* begin GIVEN DATA *

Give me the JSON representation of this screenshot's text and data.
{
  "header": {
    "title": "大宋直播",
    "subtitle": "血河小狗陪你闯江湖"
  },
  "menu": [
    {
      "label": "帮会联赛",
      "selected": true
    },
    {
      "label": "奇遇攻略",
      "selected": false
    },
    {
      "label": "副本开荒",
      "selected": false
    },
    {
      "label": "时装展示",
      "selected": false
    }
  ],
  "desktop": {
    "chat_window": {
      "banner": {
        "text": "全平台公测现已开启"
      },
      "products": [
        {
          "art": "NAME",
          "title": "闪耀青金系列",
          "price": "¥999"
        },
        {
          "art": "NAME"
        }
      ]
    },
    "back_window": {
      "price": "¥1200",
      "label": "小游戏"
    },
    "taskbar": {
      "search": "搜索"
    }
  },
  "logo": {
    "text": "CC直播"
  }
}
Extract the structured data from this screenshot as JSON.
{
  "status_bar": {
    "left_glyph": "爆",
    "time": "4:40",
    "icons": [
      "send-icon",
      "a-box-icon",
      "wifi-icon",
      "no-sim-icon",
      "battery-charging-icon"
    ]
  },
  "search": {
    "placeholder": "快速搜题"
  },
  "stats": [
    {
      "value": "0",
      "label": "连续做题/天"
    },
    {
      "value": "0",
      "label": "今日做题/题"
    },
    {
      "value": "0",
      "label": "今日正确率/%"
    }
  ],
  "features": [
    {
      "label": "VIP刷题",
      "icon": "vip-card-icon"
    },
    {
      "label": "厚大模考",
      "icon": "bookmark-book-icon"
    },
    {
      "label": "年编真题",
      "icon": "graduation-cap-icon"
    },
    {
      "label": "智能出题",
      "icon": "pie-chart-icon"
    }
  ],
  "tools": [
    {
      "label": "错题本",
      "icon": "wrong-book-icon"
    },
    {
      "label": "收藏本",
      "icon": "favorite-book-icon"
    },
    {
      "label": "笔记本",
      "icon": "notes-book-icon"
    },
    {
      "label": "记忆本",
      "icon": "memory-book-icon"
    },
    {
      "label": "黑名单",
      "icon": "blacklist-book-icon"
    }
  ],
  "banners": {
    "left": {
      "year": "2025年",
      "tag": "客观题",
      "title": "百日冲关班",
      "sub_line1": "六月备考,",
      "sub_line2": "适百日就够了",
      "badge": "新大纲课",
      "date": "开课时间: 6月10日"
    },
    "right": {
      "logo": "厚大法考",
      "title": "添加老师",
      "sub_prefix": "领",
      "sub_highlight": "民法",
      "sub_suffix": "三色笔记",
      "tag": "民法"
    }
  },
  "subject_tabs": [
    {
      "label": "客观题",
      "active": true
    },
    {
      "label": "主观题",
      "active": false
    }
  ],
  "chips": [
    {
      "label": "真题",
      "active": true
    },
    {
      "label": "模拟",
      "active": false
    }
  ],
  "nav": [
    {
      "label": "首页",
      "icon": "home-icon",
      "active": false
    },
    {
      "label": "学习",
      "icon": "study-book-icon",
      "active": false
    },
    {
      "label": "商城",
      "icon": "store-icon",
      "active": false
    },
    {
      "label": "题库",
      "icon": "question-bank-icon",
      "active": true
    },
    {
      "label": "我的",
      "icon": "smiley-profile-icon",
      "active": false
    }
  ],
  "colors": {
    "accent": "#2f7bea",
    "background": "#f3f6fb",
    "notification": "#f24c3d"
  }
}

* end GIVEN DATA *

Out of the material above, select every line that holds the string "text".

→ **WRITTEN ANSWER**
Give me the JSON representation of this screenshot's text and data.
        "text": "全平台公测现已开启"
    "text": "CC直播"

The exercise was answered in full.